(Dataset items)
-----
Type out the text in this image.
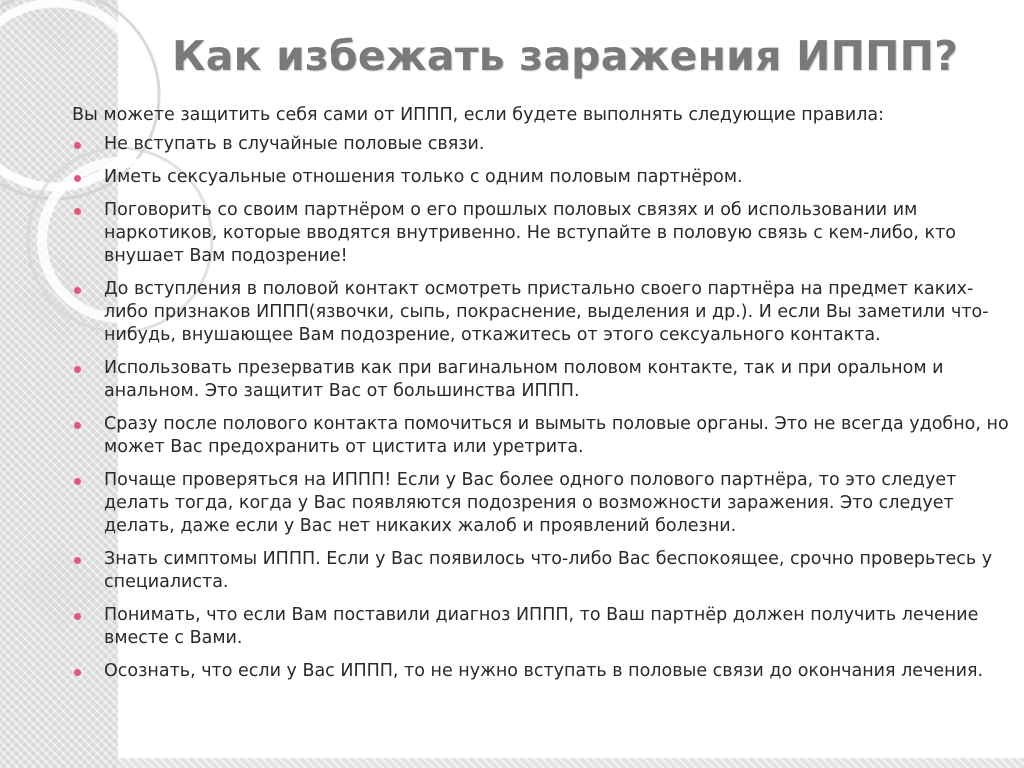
Как избежать заражения ИППП?

Вы можете защитить себя сами от ИППП, если будете выполнять следующие правила:

Не вступать в случайные половые связи.
Иметь сексуальные отношения только с одним половым партнёром.
Поговорить со своим партнёром о его прошлых половых связях и об использовании им наркотиков, которые вводятся внутривенно. Не вступайте в половую связь с кем-либо, кто внушает Вам подозрение!
До вступления в половой контакт осмотреть пристально своего партнёра на предмет каких-либо признаков ИППП(язвочки, сыпь, покраснение, выделения и др.). И если Вы заметили что-нибудь, внушающее Вам подозрение, откажитесь от этого сексуального контакта.
Использовать презерватив как при вагинальном половом контакте, так и при оральном и анальном. Это защитит Вас от большинства ИППП.
Сразу после полового контакта помочиться и вымыть половые органы. Это не всегда удобно, но может Вас предохранить от цистита или уретрита.
Почаще проверяться на ИППП! Если у Вас более одного полового партнёра, то это следует делать тогда, когда у Вас появляются подозрения о возможности заражения. Это следует делать, даже если у Вас нет никаких жалоб и проявлений болезни.
Знать симптомы ИППП. Если у Вас появилось что-либо Вас беспокоящее, срочно проверьтесь у специалиста.
Понимать, что если Вам поставили диагноз ИППП, то Ваш партнёр должен получить лечение вместе с Вами.
Осознать, что если у Вас ИППП, то не нужно вступать в половые связи до окончания лечения.
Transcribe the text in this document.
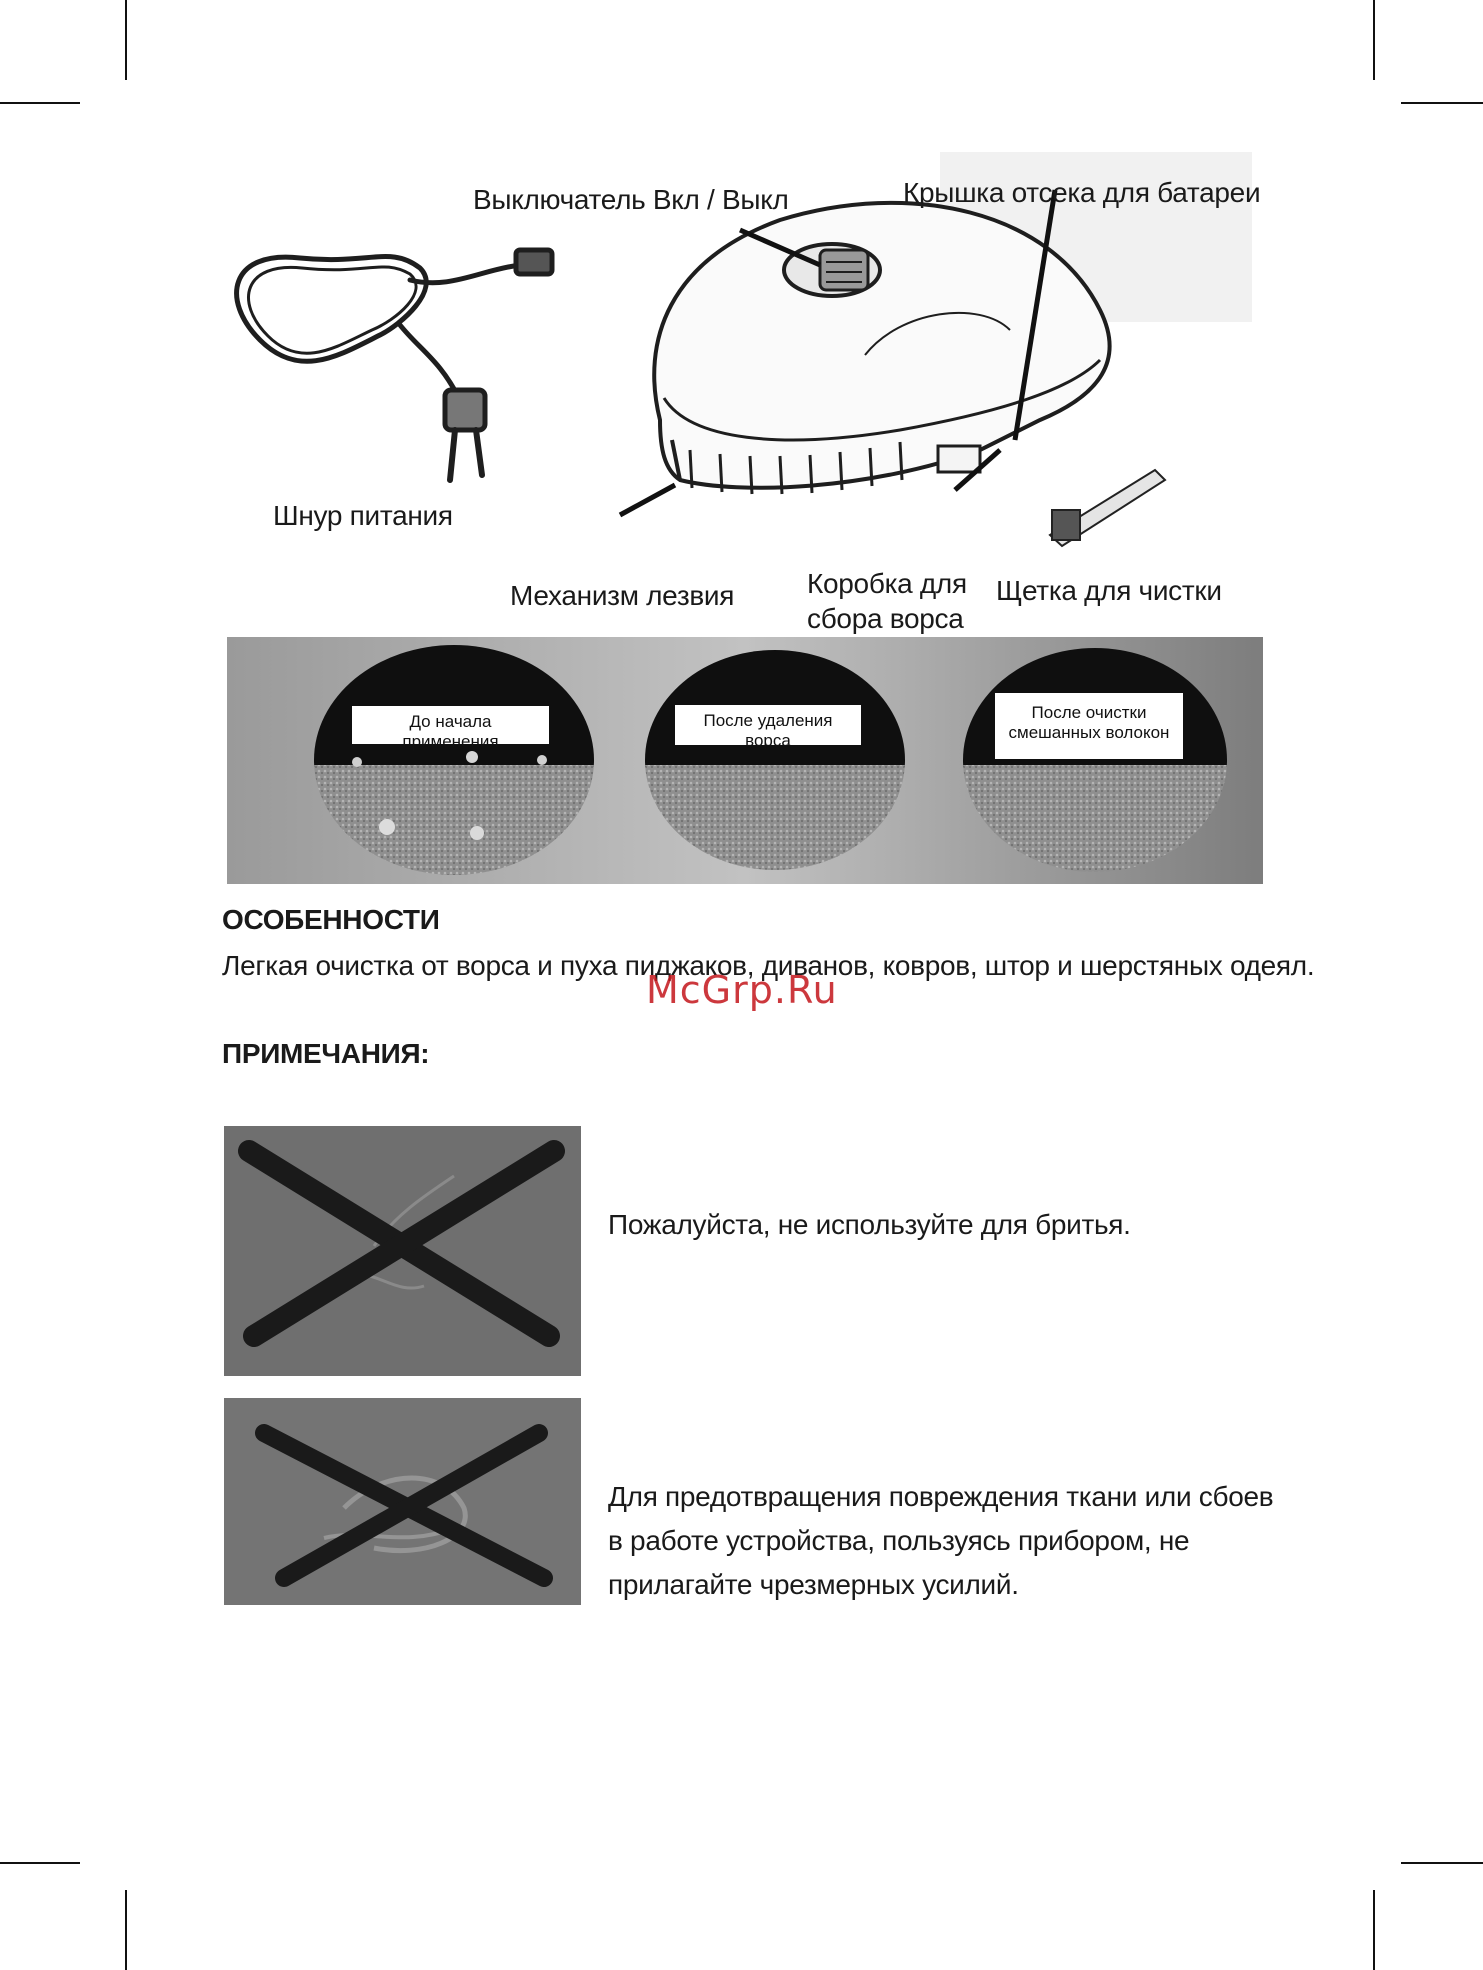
Выключатель Вкл / Выкл	Крышка отсека для батареи
Шнур питания
Механизм лезвия	Коробка для
сбора ворса
Щетка для чистки
До начала применения
После удаления ворса
После очистки
смешанных волокон
ОСОБЕННОСТИ
Легкая очистка от ворса и пуха пиджаков, диванов, ковров, штор и шерстяных одеял.
McGrp.Ru
ПРИМЕЧАНИЯ:
Пожалуйста, не используйте для бритья.
Для предотвращения повреждения ткани или сбоев
в работе устройства, пользуясь прибором, не
прилагайте чрезмерных усилий.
-----
### EXERCISE REQUIREMENTS
Make an exact copy of all the material, but keep the pictures out of it.

### WRITTEN SOLUTION
Type out the text in this image.
Как избежать заражения ИППП?

Вы можете защитить себя сами от ИППП, если будете выполнять следующие правила:

Не вступать в случайные половые связи.
Иметь сексуальные отношения только с одним половым партнёром.
Поговорить со своим партнёром о его прошлых половых связях и об использовании им наркотиков, которые вводятся внутривенно. Не вступайте в половую связь с кем-либо, кто внушает Вам подозрение!
До вступления в половой контакт осмотреть пристально своего партнёра на предмет каких-либо признаков ИППП(язвочки, сыпь, покраснение, выделения и др.). И если Вы заметили что-нибудь, внушающее Вам подозрение, откажитесь от этого сексуального контакта.
Использовать презерватив как при вагинальном половом контакте, так и при оральном и анальном. Это защитит Вас от большинства ИППП.
Сразу после полового контакта помочиться и вымыть половые органы. Это не всегда удобно, но может Вас предохранить от цистита или уретрита.
Почаще проверяться на ИППП! Если у Вас более одного полового партнёра, то это следует делать тогда, когда у Вас появляются подозрения о возможности заражения. Это следует делать, даже если у Вас нет никаких жалоб и проявлений болезни.
Знать симптомы ИППП. Если у Вас появилось что-либо Вас беспокоящее, срочно проверьтесь у специалиста.
Понимать, что если Вам поставили диагноз ИППП, то Ваш партнёр должен получить лечение вместе с Вами.
Осознать, что если у Вас ИППП, то не нужно вступать в половые связи до окончания лечения.
Transcribe the text in this document.
Выключатель Вкл / Выкл	Крышка отсека для батареи
Шнур питания
Механизм лезвия	Коробка для
сбора ворса
Щетка для чистки
До начала применения
После удаления ворса
После очистки
смешанных волокон
ОСОБЕННОСТИ
Легкая очистка от ворса и пуха пиджаков, диванов, ковров, штор и шерстяных одеял.
McGrp.Ru
ПРИМЕЧАНИЯ:
Пожалуйста, не используйте для бритья.
Для предотвращения повреждения ткани или сбоев
в работе устройства, пользуясь прибором, не
прилагайте чрезмерных усилий.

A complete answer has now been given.